▽

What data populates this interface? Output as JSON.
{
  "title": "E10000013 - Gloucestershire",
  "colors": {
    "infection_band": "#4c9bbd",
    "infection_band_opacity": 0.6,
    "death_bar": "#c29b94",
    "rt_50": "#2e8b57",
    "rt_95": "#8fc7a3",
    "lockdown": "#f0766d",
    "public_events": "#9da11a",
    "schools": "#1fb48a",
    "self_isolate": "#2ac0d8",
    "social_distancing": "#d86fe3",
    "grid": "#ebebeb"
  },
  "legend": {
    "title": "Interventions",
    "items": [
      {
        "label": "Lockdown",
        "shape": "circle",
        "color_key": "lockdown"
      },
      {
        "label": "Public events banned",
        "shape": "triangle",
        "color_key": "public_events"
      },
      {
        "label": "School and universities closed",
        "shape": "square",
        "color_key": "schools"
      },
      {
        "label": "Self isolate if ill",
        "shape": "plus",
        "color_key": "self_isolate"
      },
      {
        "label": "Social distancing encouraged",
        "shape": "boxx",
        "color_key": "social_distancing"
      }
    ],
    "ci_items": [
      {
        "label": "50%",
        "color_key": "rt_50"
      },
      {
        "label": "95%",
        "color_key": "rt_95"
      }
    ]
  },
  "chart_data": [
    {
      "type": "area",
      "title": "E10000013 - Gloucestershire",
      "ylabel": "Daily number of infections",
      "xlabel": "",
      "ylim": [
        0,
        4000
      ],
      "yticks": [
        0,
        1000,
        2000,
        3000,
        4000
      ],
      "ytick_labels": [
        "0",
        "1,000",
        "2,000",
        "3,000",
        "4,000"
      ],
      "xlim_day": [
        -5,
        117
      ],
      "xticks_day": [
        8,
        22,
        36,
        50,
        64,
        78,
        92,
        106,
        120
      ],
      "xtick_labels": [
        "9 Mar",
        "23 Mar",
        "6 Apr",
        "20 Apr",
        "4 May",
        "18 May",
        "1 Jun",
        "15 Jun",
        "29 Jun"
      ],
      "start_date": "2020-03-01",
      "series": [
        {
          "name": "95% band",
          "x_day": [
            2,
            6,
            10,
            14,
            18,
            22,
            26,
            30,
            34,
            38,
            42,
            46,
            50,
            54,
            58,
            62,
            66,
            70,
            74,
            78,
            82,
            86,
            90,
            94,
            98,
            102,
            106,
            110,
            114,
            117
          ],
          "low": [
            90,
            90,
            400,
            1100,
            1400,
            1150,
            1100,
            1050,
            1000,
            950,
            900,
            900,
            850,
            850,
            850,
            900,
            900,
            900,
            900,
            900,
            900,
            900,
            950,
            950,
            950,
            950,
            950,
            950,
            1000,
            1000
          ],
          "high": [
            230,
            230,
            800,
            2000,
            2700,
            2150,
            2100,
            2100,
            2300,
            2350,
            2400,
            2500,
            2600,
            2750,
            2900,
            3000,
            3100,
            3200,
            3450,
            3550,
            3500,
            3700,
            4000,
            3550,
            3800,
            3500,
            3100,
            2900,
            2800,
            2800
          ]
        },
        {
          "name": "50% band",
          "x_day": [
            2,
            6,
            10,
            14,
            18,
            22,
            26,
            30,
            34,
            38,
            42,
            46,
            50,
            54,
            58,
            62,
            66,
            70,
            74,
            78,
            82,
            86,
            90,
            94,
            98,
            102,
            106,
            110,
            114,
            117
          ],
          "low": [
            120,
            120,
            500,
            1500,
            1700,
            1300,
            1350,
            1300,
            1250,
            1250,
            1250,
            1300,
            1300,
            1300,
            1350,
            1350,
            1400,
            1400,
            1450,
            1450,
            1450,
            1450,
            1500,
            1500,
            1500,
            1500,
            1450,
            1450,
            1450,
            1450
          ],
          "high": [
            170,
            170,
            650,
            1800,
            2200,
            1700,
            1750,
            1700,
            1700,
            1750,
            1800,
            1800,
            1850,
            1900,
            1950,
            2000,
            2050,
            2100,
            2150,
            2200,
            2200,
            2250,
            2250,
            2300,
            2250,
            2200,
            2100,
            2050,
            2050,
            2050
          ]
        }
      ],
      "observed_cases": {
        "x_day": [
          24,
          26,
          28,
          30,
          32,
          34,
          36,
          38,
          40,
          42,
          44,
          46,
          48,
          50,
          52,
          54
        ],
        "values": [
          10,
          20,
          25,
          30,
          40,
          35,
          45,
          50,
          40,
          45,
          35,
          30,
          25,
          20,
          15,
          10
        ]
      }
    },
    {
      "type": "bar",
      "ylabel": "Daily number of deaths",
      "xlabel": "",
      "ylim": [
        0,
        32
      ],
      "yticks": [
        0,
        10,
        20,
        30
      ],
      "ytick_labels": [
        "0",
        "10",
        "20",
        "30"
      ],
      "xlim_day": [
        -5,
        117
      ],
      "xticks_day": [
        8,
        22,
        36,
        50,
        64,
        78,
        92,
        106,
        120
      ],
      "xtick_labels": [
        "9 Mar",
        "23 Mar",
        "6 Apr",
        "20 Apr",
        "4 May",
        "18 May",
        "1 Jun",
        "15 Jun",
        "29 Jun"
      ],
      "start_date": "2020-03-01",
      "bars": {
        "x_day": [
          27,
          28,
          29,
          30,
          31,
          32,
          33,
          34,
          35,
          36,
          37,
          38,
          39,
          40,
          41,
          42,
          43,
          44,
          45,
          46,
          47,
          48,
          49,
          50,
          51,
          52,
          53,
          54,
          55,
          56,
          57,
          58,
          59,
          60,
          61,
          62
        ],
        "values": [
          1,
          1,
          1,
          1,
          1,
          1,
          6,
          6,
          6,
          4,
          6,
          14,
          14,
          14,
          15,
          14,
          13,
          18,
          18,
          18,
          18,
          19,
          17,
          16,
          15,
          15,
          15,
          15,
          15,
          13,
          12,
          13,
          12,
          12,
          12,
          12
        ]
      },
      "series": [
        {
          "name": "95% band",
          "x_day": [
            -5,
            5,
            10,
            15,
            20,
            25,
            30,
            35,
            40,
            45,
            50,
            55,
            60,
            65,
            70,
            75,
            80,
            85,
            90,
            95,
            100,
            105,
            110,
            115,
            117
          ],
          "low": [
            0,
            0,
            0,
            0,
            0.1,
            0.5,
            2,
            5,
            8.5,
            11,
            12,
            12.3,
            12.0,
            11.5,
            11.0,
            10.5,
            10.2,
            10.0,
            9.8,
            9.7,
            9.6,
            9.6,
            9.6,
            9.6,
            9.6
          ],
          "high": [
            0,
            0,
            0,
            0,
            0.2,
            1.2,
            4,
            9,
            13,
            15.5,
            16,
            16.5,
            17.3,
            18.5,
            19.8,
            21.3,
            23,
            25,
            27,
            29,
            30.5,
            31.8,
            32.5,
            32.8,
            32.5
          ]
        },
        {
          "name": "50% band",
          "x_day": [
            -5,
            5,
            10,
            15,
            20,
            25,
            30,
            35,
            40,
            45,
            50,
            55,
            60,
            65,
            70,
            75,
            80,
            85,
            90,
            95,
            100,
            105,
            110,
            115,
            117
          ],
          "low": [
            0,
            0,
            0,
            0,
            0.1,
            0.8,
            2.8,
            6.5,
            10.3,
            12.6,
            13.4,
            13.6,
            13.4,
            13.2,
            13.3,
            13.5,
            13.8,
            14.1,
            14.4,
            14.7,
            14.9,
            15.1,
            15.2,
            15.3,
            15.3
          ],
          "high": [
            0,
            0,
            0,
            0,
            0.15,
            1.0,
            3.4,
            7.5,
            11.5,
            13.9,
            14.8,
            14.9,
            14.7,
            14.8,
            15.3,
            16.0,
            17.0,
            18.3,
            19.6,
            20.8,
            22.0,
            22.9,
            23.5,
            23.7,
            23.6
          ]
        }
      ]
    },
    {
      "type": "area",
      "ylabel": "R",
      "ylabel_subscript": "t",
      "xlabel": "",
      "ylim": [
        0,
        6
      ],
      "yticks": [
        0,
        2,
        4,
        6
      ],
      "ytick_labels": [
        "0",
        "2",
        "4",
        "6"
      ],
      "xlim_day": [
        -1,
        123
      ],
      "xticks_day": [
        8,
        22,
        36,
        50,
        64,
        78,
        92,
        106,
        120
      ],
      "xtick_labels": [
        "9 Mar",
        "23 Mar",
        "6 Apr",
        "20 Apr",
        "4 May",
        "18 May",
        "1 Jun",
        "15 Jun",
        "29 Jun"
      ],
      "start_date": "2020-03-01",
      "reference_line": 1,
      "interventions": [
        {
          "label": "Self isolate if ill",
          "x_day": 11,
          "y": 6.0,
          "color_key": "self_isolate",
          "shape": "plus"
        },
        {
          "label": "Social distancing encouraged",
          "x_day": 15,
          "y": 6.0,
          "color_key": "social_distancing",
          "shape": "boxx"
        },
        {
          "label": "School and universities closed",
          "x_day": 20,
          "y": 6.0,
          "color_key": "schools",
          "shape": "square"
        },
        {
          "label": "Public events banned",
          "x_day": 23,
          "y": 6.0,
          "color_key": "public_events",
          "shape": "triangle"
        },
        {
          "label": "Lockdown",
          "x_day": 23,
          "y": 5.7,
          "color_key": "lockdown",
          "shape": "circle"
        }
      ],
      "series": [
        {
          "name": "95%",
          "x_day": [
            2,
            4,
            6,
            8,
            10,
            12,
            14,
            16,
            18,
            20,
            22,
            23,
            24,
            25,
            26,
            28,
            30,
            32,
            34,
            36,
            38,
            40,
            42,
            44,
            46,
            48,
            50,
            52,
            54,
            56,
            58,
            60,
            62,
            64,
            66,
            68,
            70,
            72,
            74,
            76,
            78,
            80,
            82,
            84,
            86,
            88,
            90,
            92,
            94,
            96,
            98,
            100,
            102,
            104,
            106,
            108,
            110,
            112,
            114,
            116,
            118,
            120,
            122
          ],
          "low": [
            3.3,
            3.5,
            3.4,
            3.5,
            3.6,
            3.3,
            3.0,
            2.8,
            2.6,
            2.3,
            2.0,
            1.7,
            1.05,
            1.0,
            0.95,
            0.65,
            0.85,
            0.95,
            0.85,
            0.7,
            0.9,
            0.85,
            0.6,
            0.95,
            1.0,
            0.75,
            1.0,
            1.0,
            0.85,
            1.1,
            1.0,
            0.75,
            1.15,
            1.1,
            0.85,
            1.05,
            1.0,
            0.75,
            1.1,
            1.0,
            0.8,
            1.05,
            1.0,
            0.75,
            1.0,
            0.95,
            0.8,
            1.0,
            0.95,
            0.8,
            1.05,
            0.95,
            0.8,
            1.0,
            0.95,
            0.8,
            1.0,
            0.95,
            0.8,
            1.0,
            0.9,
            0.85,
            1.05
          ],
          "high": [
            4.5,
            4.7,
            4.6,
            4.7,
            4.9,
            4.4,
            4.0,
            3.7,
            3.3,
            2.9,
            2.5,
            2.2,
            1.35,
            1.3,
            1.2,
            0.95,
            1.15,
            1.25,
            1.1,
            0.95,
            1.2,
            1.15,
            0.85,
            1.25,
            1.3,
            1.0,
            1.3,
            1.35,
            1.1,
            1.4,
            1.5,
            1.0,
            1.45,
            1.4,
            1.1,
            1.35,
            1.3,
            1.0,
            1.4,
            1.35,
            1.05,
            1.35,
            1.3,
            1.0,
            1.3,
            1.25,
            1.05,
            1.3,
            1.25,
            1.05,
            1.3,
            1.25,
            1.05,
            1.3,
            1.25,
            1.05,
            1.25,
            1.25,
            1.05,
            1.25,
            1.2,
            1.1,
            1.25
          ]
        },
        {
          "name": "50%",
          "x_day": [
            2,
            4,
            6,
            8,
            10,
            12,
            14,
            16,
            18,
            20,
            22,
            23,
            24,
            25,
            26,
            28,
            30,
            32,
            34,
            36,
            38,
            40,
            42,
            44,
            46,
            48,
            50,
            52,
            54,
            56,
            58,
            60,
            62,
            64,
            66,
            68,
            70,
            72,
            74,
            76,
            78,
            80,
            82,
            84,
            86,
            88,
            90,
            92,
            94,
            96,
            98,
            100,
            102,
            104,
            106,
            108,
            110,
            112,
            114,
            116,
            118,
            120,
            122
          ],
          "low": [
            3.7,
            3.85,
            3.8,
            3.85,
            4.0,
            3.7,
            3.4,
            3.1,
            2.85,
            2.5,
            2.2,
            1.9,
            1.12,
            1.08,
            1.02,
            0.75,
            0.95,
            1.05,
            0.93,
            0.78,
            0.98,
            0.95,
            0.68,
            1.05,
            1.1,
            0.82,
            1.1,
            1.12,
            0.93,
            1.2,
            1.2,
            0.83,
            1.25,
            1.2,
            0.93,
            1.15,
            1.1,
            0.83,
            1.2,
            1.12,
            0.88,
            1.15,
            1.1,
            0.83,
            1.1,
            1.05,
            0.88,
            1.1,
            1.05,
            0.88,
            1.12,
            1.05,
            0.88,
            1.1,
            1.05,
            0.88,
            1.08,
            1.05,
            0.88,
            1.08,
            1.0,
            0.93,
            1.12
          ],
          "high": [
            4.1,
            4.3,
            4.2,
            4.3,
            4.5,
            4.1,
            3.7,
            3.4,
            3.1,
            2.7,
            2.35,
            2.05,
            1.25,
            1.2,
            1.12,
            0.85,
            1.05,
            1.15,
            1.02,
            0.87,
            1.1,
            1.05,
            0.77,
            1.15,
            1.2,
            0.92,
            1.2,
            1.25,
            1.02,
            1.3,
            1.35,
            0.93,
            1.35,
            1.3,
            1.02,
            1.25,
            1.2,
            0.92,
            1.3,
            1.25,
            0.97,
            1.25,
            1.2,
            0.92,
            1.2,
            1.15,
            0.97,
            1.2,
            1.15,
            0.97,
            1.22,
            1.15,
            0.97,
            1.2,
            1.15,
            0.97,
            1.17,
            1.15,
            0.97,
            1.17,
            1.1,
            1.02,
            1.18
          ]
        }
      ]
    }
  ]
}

△

● What the exercise asks: The lines to collect are those holding the string "banned"; copy them all.

● Exercise answer:
        "label": "Public events banned",
          "label": "Public events banned",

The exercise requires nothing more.